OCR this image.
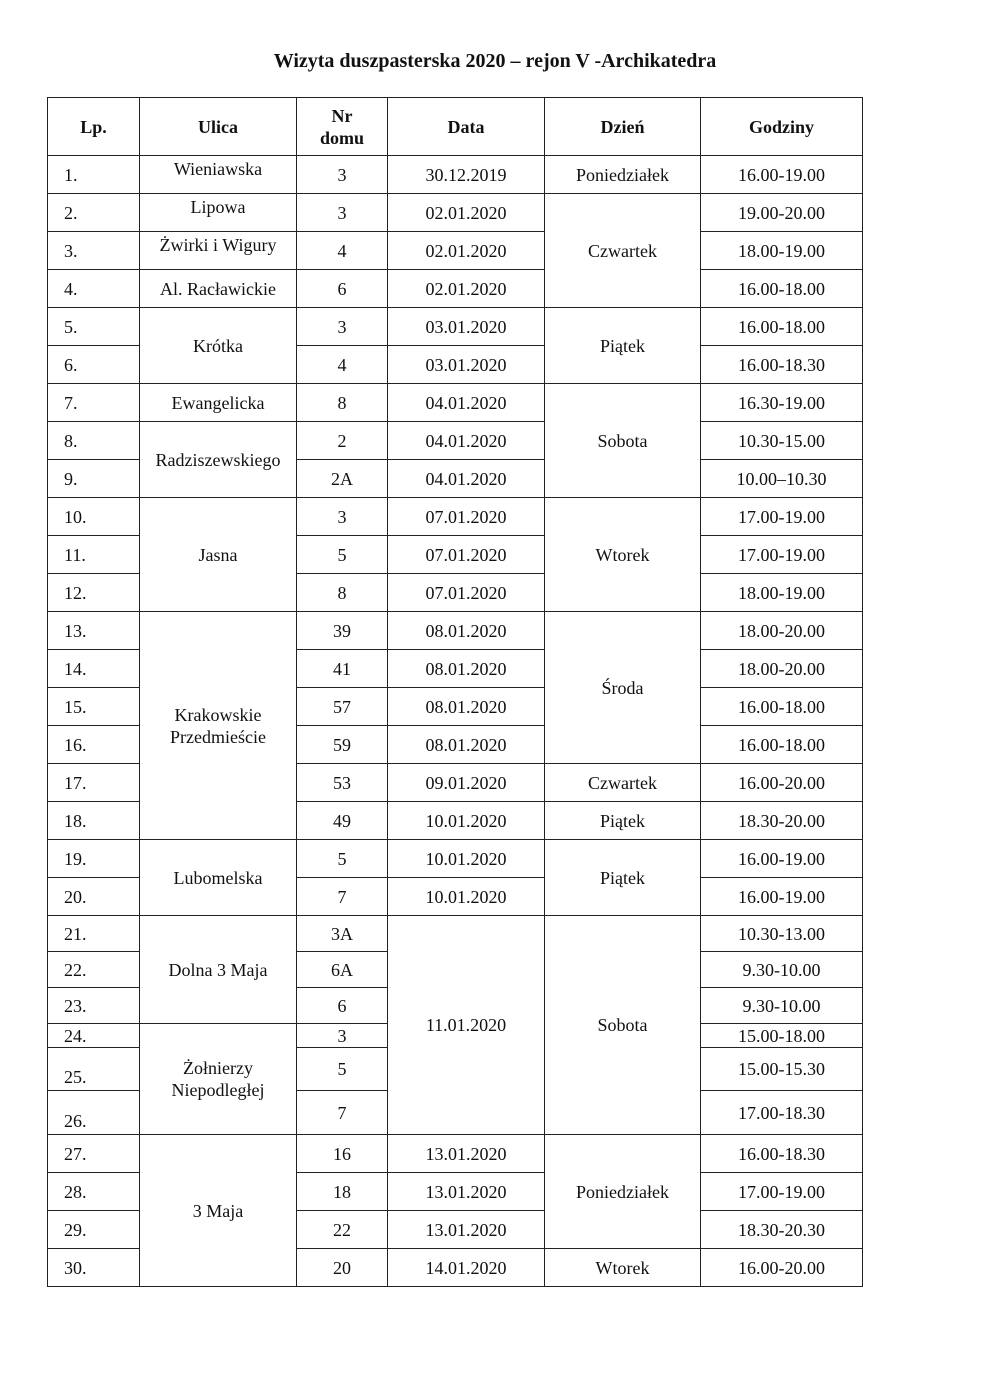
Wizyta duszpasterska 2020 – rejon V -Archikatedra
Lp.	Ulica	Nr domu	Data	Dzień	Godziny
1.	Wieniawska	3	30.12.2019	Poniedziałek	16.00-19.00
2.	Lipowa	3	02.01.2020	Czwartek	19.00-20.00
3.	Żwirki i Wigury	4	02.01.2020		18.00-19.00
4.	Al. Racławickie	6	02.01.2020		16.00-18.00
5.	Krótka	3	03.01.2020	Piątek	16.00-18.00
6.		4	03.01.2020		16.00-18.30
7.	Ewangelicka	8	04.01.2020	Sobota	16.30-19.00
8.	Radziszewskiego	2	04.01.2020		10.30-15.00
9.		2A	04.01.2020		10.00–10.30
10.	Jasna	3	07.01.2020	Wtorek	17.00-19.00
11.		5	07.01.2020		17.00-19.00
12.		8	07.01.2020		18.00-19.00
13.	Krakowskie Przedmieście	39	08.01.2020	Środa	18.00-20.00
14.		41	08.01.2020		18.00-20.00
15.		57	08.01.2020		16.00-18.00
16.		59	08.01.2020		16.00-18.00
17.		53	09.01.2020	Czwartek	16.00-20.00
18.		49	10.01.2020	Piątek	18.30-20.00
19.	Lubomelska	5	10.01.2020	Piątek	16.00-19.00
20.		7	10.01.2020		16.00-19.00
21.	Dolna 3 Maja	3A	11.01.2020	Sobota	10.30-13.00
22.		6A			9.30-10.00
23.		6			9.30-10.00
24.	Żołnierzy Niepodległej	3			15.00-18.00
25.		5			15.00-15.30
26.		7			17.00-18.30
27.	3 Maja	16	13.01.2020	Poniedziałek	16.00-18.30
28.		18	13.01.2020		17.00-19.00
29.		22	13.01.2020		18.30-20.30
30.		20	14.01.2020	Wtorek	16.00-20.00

#####

_The problem_: Copy all the records above exactly, but leave out the pictures.

_Exercise response_:
OCR this image.
Wizyta duszpasterska 2020 – rejon V -Archikatedra
Lp.	Ulica	Nr domu	Data	Dzień	Godziny
1.	Wieniawska	3	30.12.2019	Poniedziałek	16.00-19.00
2.	Lipowa	3	02.01.2020	Czwartek	19.00-20.00
3.	Żwirki i Wigury	4	02.01.2020		18.00-19.00
4.	Al. Racławickie	6	02.01.2020		16.00-18.00
5.	Krótka	3	03.01.2020	Piątek	16.00-18.00
6.		4	03.01.2020		16.00-18.30
7.	Ewangelicka	8	04.01.2020	Sobota	16.30-19.00
8.	Radziszewskiego	2	04.01.2020		10.30-15.00
9.		2A	04.01.2020		10.00–10.30
10.	Jasna	3	07.01.2020	Wtorek	17.00-19.00
11.		5	07.01.2020		17.00-19.00
12.		8	07.01.2020		18.00-19.00
13.	Krakowskie Przedmieście	39	08.01.2020	Środa	18.00-20.00
14.		41	08.01.2020		18.00-20.00
15.		57	08.01.2020		16.00-18.00
16.		59	08.01.2020		16.00-18.00
17.		53	09.01.2020	Czwartek	16.00-20.00
18.		49	10.01.2020	Piątek	18.30-20.00
19.	Lubomelska	5	10.01.2020	Piątek	16.00-19.00
20.		7	10.01.2020		16.00-19.00
21.	Dolna 3 Maja	3A	11.01.2020	Sobota	10.30-13.00
22.		6A			9.30-10.00
23.		6			9.30-10.00
24.	Żołnierzy Niepodległej	3			15.00-18.00
25.		5			15.00-15.30
26.		7			17.00-18.30
27.	3 Maja	16	13.01.2020	Poniedziałek	16.00-18.30
28.		18	13.01.2020		17.00-19.00
29.		22	13.01.2020		18.30-20.30
30.		20	14.01.2020	Wtorek	16.00-20.00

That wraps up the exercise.